• Set problem: For this exercise, copy out each line of the material below that includes "data".

• Task material:
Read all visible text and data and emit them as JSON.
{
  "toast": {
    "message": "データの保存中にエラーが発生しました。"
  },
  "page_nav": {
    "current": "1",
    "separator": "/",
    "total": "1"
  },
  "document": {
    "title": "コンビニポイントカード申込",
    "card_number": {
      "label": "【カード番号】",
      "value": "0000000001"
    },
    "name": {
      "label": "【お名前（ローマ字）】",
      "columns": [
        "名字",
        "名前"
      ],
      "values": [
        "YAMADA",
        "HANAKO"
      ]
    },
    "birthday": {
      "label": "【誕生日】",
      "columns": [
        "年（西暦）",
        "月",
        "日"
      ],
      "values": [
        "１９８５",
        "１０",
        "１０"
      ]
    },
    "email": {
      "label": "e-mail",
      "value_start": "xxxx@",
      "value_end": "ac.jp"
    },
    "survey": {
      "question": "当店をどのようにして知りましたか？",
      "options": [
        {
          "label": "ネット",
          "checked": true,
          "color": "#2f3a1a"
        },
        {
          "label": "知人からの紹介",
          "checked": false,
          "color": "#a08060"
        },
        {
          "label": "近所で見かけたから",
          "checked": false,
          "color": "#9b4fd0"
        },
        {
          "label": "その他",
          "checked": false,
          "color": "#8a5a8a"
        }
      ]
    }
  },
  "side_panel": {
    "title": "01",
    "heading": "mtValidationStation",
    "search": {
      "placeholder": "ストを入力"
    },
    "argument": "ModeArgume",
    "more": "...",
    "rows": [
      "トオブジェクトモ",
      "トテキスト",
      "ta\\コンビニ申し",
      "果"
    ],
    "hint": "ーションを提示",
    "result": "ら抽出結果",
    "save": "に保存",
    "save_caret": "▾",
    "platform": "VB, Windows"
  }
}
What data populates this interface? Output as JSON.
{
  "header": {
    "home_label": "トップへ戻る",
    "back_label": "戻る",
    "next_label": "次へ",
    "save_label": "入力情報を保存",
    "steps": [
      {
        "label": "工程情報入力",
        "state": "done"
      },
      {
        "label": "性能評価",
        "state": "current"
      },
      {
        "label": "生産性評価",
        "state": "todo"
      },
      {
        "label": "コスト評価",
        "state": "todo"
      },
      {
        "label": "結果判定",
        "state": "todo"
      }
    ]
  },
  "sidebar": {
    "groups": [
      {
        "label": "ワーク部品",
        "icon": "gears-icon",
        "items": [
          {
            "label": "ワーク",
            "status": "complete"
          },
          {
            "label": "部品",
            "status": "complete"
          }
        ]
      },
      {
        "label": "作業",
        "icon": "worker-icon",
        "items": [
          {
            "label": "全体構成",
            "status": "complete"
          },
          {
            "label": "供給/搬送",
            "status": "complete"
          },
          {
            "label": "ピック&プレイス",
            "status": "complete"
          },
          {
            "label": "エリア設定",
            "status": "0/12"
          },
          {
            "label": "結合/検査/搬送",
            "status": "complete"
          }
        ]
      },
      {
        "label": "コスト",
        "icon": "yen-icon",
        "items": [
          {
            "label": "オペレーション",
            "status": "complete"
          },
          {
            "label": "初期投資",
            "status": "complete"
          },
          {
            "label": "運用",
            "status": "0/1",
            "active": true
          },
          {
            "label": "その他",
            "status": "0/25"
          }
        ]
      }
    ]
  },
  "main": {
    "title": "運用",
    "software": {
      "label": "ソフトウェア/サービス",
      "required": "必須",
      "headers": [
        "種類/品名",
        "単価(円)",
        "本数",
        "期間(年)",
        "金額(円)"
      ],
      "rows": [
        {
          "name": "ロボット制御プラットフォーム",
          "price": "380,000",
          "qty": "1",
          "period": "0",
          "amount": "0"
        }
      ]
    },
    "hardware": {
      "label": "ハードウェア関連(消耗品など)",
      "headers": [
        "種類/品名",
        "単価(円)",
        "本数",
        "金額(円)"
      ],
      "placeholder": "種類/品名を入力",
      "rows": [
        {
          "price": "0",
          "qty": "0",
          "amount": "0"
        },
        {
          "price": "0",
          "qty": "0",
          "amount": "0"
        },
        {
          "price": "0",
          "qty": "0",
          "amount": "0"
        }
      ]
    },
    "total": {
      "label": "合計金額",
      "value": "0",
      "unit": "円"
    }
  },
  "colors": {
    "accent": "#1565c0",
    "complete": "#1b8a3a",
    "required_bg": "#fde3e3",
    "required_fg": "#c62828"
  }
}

• Written response:
Read all visible text and data and emit them as JSON.
What data populates this interface? Output as JSON.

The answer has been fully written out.